[Dataset items]
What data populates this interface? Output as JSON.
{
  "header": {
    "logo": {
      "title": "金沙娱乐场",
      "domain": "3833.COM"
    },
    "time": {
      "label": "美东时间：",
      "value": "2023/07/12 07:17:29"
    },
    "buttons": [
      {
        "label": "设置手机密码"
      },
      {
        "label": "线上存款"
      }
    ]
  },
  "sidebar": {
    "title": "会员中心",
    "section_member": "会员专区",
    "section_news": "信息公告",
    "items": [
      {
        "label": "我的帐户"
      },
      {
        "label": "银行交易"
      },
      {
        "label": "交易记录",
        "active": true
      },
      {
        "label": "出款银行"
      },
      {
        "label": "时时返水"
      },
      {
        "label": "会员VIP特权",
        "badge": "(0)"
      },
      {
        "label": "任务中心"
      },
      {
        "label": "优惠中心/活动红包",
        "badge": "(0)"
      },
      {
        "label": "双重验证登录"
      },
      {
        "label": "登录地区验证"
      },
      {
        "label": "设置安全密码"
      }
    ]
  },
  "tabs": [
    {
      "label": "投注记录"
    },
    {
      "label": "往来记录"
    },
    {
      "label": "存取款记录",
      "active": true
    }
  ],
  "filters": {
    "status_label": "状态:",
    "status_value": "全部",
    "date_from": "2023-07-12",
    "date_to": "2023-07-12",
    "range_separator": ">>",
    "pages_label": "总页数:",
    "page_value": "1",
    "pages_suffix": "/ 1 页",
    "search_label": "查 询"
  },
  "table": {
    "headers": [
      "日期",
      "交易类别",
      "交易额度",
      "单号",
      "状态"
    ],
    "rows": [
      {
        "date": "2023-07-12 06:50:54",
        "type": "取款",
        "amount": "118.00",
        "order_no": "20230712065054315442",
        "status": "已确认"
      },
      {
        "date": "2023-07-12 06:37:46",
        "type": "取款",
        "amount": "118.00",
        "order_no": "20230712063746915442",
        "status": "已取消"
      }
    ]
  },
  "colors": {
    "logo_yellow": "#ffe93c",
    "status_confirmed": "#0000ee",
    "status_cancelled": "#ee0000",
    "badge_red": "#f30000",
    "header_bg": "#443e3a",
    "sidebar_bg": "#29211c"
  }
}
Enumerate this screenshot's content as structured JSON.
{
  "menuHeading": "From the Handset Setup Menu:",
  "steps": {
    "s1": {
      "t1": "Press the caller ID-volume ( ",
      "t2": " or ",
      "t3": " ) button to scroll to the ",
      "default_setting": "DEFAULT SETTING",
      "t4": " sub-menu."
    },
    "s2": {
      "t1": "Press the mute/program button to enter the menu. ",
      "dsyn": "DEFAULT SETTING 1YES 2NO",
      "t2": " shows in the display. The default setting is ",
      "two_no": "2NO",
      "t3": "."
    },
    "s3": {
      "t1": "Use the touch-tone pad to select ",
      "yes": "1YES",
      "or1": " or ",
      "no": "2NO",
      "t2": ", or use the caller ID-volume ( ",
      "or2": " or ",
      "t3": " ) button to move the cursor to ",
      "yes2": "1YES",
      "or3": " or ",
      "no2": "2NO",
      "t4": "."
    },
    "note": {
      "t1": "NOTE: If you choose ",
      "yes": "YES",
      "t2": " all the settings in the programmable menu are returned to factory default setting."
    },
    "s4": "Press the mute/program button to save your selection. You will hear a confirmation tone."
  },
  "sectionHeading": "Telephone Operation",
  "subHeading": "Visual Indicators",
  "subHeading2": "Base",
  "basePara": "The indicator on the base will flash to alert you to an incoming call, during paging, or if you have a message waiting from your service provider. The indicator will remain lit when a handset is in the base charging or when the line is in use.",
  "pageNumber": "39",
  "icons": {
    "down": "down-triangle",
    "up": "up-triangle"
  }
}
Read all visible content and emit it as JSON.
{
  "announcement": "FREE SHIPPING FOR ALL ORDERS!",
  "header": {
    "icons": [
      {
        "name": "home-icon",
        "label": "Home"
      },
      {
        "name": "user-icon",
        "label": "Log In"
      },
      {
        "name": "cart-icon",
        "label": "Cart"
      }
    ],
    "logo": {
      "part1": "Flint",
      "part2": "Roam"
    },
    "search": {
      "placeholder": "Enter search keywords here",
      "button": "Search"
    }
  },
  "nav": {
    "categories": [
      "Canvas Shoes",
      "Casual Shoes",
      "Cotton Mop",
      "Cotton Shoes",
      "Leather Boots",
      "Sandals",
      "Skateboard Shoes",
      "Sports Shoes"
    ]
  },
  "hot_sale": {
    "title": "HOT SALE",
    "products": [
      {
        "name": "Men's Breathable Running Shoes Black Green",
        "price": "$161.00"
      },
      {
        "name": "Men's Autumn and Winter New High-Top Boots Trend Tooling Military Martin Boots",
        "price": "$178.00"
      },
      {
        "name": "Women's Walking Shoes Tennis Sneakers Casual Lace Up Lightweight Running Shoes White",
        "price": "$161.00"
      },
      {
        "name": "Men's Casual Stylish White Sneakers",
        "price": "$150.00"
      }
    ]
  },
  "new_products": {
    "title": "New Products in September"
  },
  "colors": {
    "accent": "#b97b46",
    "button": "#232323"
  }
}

• [Work instructions]:
Find every line with "Press" in the listing and state how many there are, nothing else.

• [Correct output]:
3